What the task requires
Look through the entries below and count the lines with the word "name" in them; give only the number.

• • • •

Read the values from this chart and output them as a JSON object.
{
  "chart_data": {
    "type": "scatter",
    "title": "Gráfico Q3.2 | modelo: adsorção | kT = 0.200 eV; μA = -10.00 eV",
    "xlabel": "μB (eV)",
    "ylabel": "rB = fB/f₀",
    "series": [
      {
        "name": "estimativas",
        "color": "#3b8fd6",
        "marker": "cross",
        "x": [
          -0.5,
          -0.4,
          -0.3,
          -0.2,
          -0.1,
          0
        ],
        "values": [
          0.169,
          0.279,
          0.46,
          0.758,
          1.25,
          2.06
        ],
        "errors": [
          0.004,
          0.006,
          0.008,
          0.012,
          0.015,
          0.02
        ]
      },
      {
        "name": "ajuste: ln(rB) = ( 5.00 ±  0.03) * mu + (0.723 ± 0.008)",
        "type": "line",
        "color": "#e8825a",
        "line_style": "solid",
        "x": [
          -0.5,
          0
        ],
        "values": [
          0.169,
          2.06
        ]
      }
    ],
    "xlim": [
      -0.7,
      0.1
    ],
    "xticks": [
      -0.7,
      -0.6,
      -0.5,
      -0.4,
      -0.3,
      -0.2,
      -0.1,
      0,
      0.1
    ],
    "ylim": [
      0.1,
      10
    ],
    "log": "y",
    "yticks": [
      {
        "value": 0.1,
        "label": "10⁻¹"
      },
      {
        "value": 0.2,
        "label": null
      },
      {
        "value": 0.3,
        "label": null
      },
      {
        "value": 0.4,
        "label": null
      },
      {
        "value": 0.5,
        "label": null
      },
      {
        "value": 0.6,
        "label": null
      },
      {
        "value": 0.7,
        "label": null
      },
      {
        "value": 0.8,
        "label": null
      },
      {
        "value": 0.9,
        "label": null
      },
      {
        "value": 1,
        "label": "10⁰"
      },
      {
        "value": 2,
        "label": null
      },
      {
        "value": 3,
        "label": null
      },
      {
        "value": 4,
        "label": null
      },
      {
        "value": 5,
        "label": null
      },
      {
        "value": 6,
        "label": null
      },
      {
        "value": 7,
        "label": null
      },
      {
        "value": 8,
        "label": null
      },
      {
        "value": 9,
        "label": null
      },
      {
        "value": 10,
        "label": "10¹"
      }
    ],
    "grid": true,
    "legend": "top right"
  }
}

• • • •

Written answer
2